■ **Description of the task**
All lines in the data bearing the string "painted" should be identified and copied.

Stored data

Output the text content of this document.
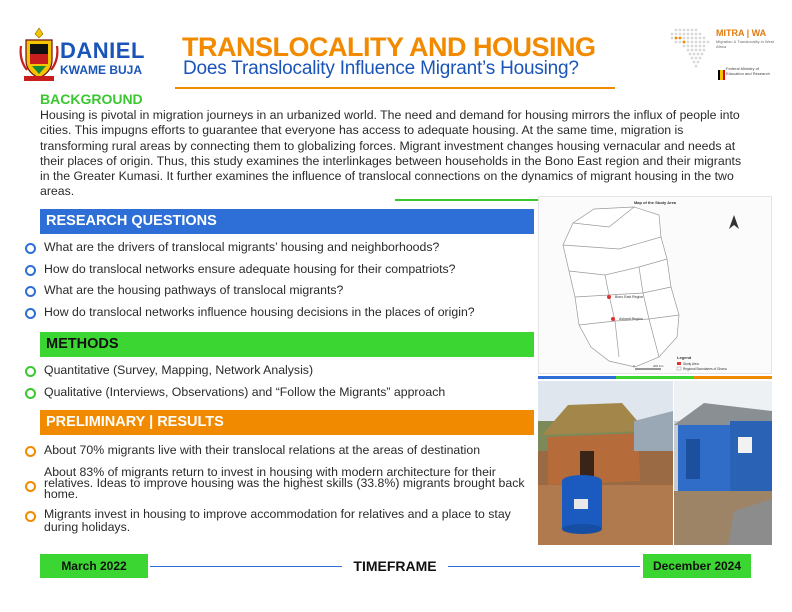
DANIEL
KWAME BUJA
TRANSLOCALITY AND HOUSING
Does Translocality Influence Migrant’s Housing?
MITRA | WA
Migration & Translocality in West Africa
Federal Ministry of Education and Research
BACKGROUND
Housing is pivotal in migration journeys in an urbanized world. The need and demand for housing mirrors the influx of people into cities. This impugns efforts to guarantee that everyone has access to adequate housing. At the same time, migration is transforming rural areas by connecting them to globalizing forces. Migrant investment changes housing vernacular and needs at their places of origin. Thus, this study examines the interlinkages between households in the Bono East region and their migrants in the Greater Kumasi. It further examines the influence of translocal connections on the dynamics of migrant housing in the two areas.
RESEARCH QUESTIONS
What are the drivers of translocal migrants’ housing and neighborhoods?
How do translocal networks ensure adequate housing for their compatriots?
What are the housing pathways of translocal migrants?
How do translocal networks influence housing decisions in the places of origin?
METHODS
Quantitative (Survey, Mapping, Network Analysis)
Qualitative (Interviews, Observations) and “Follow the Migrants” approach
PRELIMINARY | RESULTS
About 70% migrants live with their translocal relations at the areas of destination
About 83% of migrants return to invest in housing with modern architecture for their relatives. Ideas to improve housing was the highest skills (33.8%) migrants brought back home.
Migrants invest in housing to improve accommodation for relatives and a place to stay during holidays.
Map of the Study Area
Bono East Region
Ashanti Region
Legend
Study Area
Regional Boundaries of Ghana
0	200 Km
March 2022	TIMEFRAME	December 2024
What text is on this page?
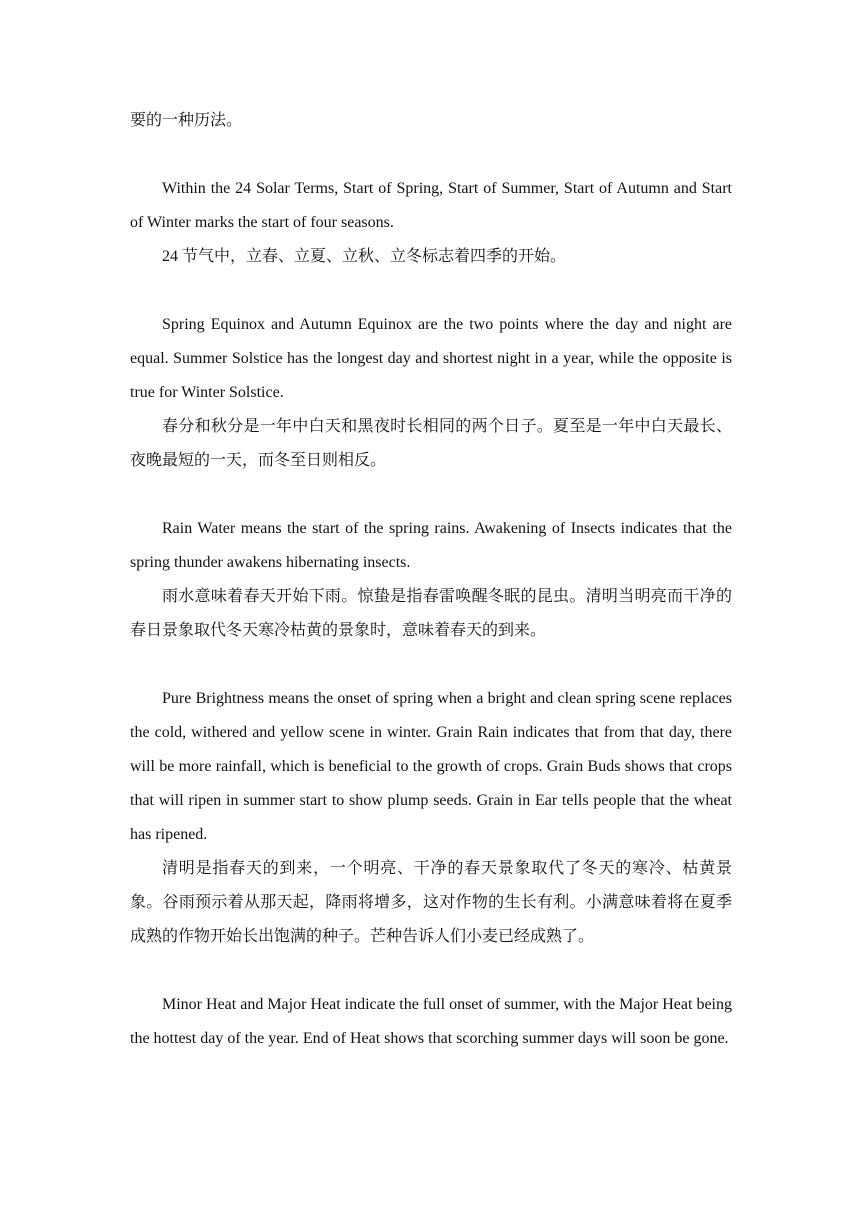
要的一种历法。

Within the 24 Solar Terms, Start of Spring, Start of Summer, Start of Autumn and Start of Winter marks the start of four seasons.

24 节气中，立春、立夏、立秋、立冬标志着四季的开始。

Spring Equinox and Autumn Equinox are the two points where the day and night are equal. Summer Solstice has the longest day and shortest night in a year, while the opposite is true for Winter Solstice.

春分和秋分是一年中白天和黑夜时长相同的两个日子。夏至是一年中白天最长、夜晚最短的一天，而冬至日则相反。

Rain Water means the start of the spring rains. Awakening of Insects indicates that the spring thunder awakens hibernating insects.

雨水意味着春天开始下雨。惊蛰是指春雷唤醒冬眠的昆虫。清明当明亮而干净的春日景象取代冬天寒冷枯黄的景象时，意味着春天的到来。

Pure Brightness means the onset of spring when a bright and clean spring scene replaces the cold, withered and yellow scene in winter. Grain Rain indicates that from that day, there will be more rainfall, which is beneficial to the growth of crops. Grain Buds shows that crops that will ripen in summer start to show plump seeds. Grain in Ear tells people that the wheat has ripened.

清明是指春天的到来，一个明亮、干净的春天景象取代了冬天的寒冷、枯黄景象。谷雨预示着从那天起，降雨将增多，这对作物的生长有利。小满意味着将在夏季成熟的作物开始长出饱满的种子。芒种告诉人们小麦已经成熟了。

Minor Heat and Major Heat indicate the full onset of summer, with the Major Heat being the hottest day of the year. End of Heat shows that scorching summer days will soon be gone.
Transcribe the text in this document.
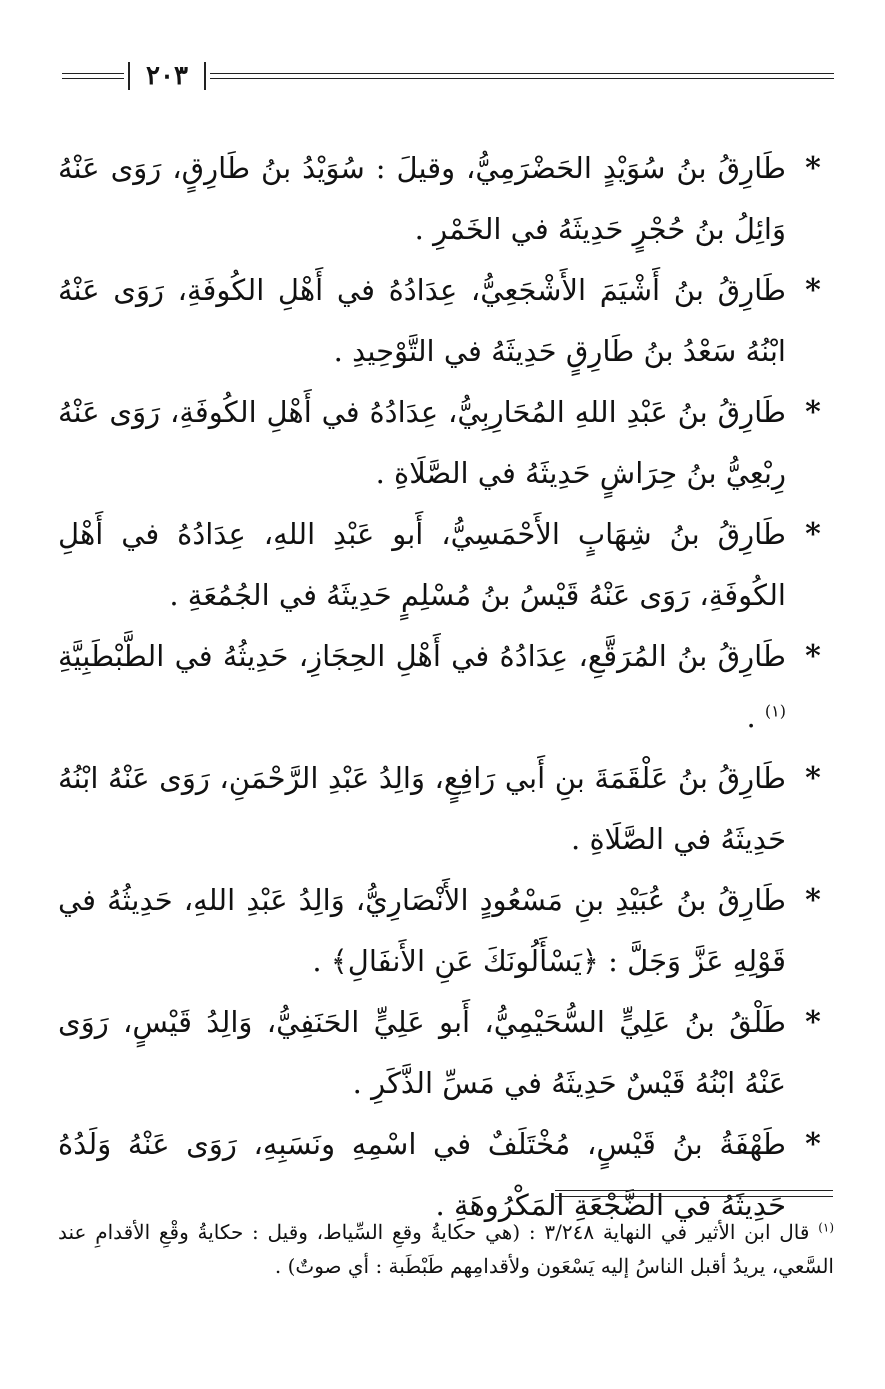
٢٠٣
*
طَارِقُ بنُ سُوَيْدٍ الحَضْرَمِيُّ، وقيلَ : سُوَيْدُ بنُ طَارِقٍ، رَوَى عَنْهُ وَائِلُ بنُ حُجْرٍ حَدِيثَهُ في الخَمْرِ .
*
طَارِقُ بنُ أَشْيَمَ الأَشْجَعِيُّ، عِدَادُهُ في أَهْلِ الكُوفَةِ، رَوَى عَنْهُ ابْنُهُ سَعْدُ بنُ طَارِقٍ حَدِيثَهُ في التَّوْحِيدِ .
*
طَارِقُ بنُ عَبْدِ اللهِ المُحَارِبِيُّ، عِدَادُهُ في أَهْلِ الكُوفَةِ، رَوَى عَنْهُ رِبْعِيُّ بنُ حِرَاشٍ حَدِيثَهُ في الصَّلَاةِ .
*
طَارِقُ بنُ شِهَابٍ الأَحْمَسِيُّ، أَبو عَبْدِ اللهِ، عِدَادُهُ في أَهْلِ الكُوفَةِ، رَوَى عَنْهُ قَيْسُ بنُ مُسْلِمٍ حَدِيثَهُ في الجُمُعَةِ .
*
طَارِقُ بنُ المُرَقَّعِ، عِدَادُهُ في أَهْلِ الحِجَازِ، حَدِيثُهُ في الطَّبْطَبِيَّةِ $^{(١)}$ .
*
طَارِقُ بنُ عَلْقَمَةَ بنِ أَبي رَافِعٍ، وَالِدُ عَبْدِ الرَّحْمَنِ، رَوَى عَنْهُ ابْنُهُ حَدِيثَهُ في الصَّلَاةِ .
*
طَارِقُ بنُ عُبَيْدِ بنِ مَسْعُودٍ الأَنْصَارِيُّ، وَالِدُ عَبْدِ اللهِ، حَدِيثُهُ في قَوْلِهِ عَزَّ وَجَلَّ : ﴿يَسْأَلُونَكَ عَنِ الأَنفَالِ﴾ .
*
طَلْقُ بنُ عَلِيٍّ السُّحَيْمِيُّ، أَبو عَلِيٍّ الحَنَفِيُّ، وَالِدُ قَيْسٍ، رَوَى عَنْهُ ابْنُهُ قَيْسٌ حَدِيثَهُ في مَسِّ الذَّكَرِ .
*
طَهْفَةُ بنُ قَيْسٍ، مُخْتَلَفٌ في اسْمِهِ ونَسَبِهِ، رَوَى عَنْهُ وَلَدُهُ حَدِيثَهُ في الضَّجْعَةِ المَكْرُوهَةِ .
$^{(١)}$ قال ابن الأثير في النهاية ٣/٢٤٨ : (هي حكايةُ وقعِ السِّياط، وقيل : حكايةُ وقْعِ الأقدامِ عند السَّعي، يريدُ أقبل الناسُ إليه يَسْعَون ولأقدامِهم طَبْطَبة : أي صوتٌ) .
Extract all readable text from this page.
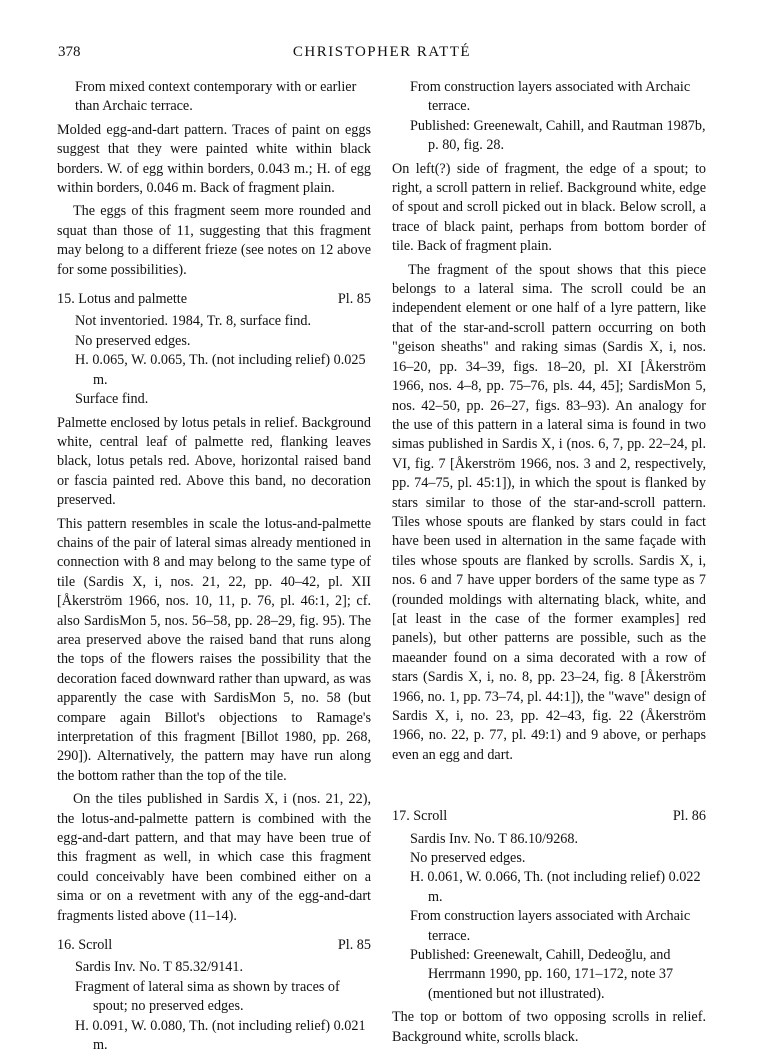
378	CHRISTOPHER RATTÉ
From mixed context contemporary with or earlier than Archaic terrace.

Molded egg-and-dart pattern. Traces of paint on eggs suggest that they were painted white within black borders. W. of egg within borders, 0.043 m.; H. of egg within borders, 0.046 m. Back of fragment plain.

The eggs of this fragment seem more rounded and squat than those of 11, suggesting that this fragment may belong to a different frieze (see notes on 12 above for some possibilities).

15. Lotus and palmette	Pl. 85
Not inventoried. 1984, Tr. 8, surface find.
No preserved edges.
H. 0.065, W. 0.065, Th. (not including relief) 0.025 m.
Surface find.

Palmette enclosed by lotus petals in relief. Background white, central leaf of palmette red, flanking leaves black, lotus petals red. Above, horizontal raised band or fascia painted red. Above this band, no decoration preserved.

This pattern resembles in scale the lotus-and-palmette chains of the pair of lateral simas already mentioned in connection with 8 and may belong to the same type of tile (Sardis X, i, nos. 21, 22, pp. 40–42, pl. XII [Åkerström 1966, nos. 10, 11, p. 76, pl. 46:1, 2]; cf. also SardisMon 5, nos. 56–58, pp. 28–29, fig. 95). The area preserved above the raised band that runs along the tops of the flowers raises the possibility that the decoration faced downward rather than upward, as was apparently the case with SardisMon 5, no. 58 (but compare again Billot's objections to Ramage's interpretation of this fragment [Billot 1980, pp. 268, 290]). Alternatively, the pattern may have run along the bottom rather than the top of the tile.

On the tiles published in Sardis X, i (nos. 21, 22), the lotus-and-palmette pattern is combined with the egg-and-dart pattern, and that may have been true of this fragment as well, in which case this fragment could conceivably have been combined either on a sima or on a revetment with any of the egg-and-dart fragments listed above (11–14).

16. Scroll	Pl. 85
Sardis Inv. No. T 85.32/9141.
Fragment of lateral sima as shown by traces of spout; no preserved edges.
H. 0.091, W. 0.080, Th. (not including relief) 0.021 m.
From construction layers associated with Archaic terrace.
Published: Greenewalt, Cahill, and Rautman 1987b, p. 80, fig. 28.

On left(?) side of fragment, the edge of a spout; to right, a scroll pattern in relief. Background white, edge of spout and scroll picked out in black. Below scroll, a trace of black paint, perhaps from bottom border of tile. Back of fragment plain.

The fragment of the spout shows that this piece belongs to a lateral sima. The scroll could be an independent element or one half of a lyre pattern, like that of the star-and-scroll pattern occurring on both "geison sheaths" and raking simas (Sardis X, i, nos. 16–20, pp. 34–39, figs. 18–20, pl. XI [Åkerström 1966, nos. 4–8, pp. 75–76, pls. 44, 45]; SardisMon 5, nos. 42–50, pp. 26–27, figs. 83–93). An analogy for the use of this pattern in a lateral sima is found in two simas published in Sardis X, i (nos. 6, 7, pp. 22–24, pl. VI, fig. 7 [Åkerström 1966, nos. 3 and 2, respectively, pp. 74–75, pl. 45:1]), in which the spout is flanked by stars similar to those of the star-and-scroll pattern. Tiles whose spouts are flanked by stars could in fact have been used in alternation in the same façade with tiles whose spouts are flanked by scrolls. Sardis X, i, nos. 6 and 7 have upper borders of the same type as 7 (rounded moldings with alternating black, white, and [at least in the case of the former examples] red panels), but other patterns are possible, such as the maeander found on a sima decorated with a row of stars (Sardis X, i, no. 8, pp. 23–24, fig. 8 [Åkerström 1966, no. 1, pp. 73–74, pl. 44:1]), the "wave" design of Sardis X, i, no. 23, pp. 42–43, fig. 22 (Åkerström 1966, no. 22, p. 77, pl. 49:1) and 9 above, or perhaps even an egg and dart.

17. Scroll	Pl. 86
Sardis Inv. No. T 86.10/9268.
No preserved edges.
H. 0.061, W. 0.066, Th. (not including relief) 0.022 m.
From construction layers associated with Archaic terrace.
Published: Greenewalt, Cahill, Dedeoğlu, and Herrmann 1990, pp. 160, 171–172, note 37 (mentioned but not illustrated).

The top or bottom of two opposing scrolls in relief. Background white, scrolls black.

■ **Response**
Molded egg-and-dart pattern. Traces of paint on eggs suggest that they were painted white within black borders. W. of egg within borders, 0.043 m.; H. of egg within borders, 0.046 m. Back of fragment plain.
Palmette enclosed by lotus petals in relief. Background white, central leaf of palmette red, flanking leaves black, lotus petals red. Above, horizontal raised band or fascia painted red. Above this band, no decoration preserved.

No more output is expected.